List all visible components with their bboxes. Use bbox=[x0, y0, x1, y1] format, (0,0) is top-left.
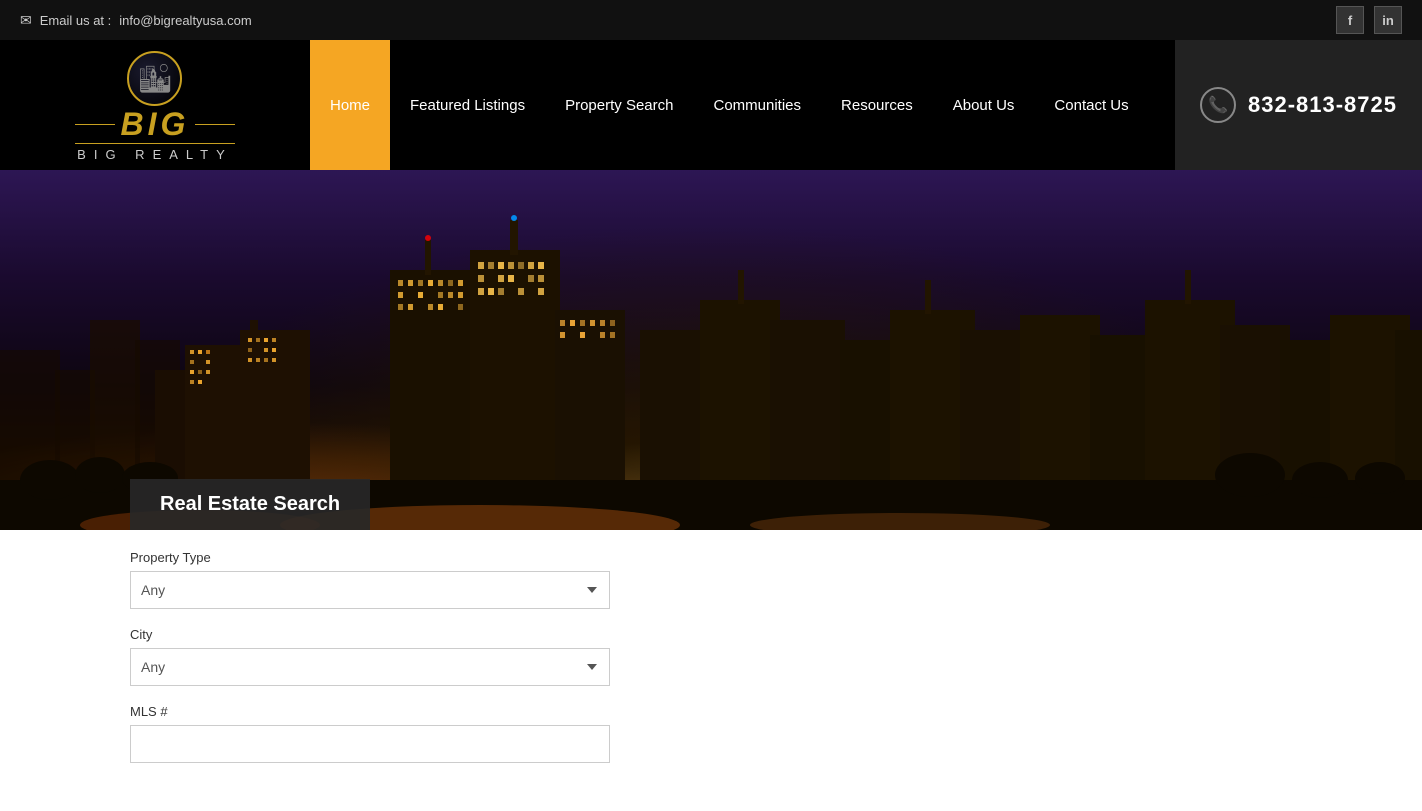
logo-underline bbox=[75, 143, 235, 144]
form-area: Property Type Any House Condo Townhouse … bbox=[0, 530, 1422, 811]
email-address[interactable]: info@bigrealtyusa.com bbox=[119, 13, 251, 28]
nav-item-communities[interactable]: Communities bbox=[693, 40, 821, 170]
facebook-icon[interactable]: f bbox=[1336, 6, 1364, 34]
logo: 🏙 BIG Big Realty bbox=[75, 48, 236, 162]
logo-globe-container: 🏙 bbox=[125, 48, 185, 108]
nav-item-home[interactable]: Home bbox=[310, 40, 390, 170]
nav-link-property-search[interactable]: Property Search bbox=[545, 40, 693, 170]
nav-link-communities[interactable]: Communities bbox=[693, 40, 821, 170]
main-nav: Home Featured Listings Property Search C… bbox=[310, 40, 1422, 170]
top-bar-email: ✉ Email us at : info@bigrealtyusa.com bbox=[20, 12, 252, 29]
search-tab-label: Real Estate Search bbox=[130, 479, 370, 530]
mls-label: MLS # bbox=[130, 704, 1292, 719]
nav-item-featured[interactable]: Featured Listings bbox=[390, 40, 545, 170]
nav-item-resources[interactable]: Resources bbox=[821, 40, 933, 170]
logo-line-left bbox=[75, 124, 115, 125]
phone-area: 📞 832-813-8725 bbox=[1175, 40, 1422, 170]
nav-link-contact[interactable]: Contact Us bbox=[1034, 40, 1148, 170]
phone-icon: 📞 bbox=[1200, 87, 1236, 123]
hero-section: Real Estate Search bbox=[0, 170, 1422, 530]
email-icon: ✉ bbox=[20, 12, 32, 29]
social-links: f in bbox=[1336, 6, 1402, 34]
logo-area[interactable]: 🏙 BIG Big Realty bbox=[0, 40, 310, 170]
nav-link-featured[interactable]: Featured Listings bbox=[390, 40, 545, 170]
nav-item-about[interactable]: About Us bbox=[933, 40, 1035, 170]
nav-link-about[interactable]: About Us bbox=[933, 40, 1035, 170]
city-group: City Any Houston Dallas Austin San Anton… bbox=[130, 627, 1292, 686]
property-type-group: Property Type Any House Condo Townhouse … bbox=[130, 550, 1292, 609]
property-type-select[interactable]: Any House Condo Townhouse Land Commercia… bbox=[130, 571, 610, 609]
search-section: Real Estate Search bbox=[0, 479, 1422, 530]
globe-icon: 🏙 bbox=[127, 51, 182, 106]
nav-item-contact[interactable]: Contact Us bbox=[1034, 40, 1148, 170]
city-label: City bbox=[130, 627, 1292, 642]
header: 🏙 BIG Big Realty Home Featured Listings … bbox=[0, 40, 1422, 170]
email-prefix: Email us at : bbox=[40, 13, 112, 28]
logo-line-right bbox=[195, 124, 235, 125]
nav-item-property-search[interactable]: Property Search bbox=[545, 40, 693, 170]
phone-number[interactable]: 832-813-8725 bbox=[1248, 92, 1397, 118]
top-bar: ✉ Email us at : info@bigrealtyusa.com f … bbox=[0, 0, 1422, 40]
nav-link-home[interactable]: Home bbox=[310, 40, 390, 170]
linkedin-icon[interactable]: in bbox=[1374, 6, 1402, 34]
city-skyline-svg bbox=[0, 170, 1422, 530]
logo-big-text: BIG bbox=[121, 108, 190, 140]
nav-menu: Home Featured Listings Property Search C… bbox=[310, 40, 1175, 170]
logo-realty-text: Big Realty bbox=[77, 147, 233, 162]
property-type-label: Property Type bbox=[130, 550, 1292, 565]
city-select[interactable]: Any Houston Dallas Austin San Antonio bbox=[130, 648, 610, 686]
mls-group: MLS # bbox=[130, 704, 1292, 763]
mls-input[interactable] bbox=[130, 725, 610, 763]
nav-link-resources[interactable]: Resources bbox=[821, 40, 933, 170]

------

Task to carry out —
Turn the listing above into a Markdown table with the columns No. and Line, one numbered row per line, skipping blank lines. Leave the picture out.

Complete output —
| No. | Line |
|---|---|
| 1 | List all visible components with their bboxes. Use bbox=[x0, y0, x1, y1] format, (0,0) is top-left. |
| 2 | logo-underline bbox=[75, 143, 235, 144] |
| 3 | form-area: Property Type Any House Condo Townhouse … bbox=[0, 530, 1422, 811] |
| 4 | email-address[interactable]: info@bigrealtyusa.com bbox=[119, 13, 251, 28] |
| 5 | nav-item-communities[interactable]: Communities bbox=[693, 40, 821, 170] |
| 6 | facebook-icon[interactable]: f bbox=[1336, 6, 1364, 34] |
| 7 | logo: 🏙 BIG Big Realty bbox=[75, 48, 236, 162] |
| 8 | logo-globe-container: 🏙 bbox=[125, 48, 185, 108] |
| 9 | nav-item-home[interactable]: Home bbox=[310, 40, 390, 170] |
| 10 | nav-link-property-search[interactable]: Property Search bbox=[545, 40, 693, 170] |
| 11 | nav-link-communities[interactable]: Communities bbox=[693, 40, 821, 170] |
| 12 | main-nav: Home Featured Listings Property Search C… bbox=[310, 40, 1422, 170] |
| 13 | top-bar-email: ✉ Email us at : info@bigrealtyusa.com bbox=[20, 12, 252, 29] |
| 14 | search-tab-label: Real Estate Search bbox=[130, 479, 370, 530] |
| 15 | mls-label: MLS # bbox=[130, 704, 1292, 719] |
| 16 | nav-item-featured[interactable]: Featured Listings bbox=[390, 40, 545, 170] |
| 17 | nav-item-resources[interactable]: Resources bbox=[821, 40, 933, 170] |
| 18 | logo-line-left bbox=[75, 124, 115, 125] |
| 19 | phone-area: 📞 832-813-8725 bbox=[1175, 40, 1422, 170] |
| 20 | nav-link-contact[interactable]: Contact Us bbox=[1034, 40, 1148, 170] |
| 21 | phone-icon: 📞 bbox=[1200, 87, 1236, 123] |
| 22 | hero-section: Real Estate Search bbox=[0, 170, 1422, 530] |
| 23 | email-icon: ✉ bbox=[20, 12, 32, 29] |
| 24 | social-links: f in bbox=[1336, 6, 1402, 34] |
| 25 | logo-area[interactable]: 🏙 BIG Big Realty bbox=[0, 40, 310, 170] |
| 26 | nav-link-featured[interactable]: Featured Listings bbox=[390, 40, 545, 170] |
| 27 | nav-item-about[interactable]: About Us bbox=[933, 40, 1035, 170] |
| 28 | nav-link-about[interactable]: About Us bbox=[933, 40, 1035, 170] |
| 29 | city-group: City Any Houston Dallas Austin San Anton… bbox=[130, 627, 1292, 686] |
| 30 | property-type-group: Property Type Any House Condo Townhouse … bbox=[130, 550, 1292, 609] |
| 31 | property-type-select[interactable]: Any House Condo Townhouse Land Commercia… bbox=[130, 571, 610, 609] |
| 32 | search-section: Real Estate Search bbox=[0, 479, 1422, 530] |
| 33 | globe-icon: 🏙 bbox=[127, 51, 182, 106] |
| 34 | nav-item-contact[interactable]: Contact Us bbox=[1034, 40, 1148, 170] |
| 35 | city-label: City bbox=[130, 627, 1292, 642] |
| 36 | header: 🏙 BIG Big Realty Home Featured Listings … bbox=[0, 40, 1422, 170] |
| 37 | email-prefix: Email us at : bbox=[40, 13, 112, 28] |
| 38 | logo-line-right bbox=[195, 124, 235, 125] |
| 39 | nav-item-property-search[interactable]: Property Search bbox=[545, 40, 693, 170] |
| 40 | phone-number[interactable]: 832-813-8725 bbox=[1248, 92, 1397, 118] |
| 41 | top-bar: ✉ Email us at : info@bigrealtyusa.com f … bbox=[0, 0, 1422, 40] |
| 42 | nav-link-home[interactable]: Home bbox=[310, 40, 390, 170] |
| 43 | linkedin-icon[interactable]: in bbox=[1374, 6, 1402, 34] |
| 44 | city-skyline-svg bbox=[0, 170, 1422, 530] |
| 45 | logo-big-text: BIG bbox=[121, 108, 190, 140] |
| 46 | nav-menu: Home Featured Listings Property Search C… bbox=[310, 40, 1175, 170] |
| 47 | logo-realty-text: Big Realty bbox=[77, 147, 233, 162] |
| 48 | property-type-label: Property Type bbox=[130, 550, 1292, 565] |
| 49 | city-select[interactable]: Any Houston Dallas Austin San Antonio bbox=[130, 648, 610, 686] |
| 50 | mls-group: MLS # bbox=[130, 704, 1292, 763] |
| 51 | mls-input[interactable] bbox=[130, 725, 610, 763] |
| 52 | nav-link-resources[interactable]: Resources bbox=[821, 40, 933, 170] |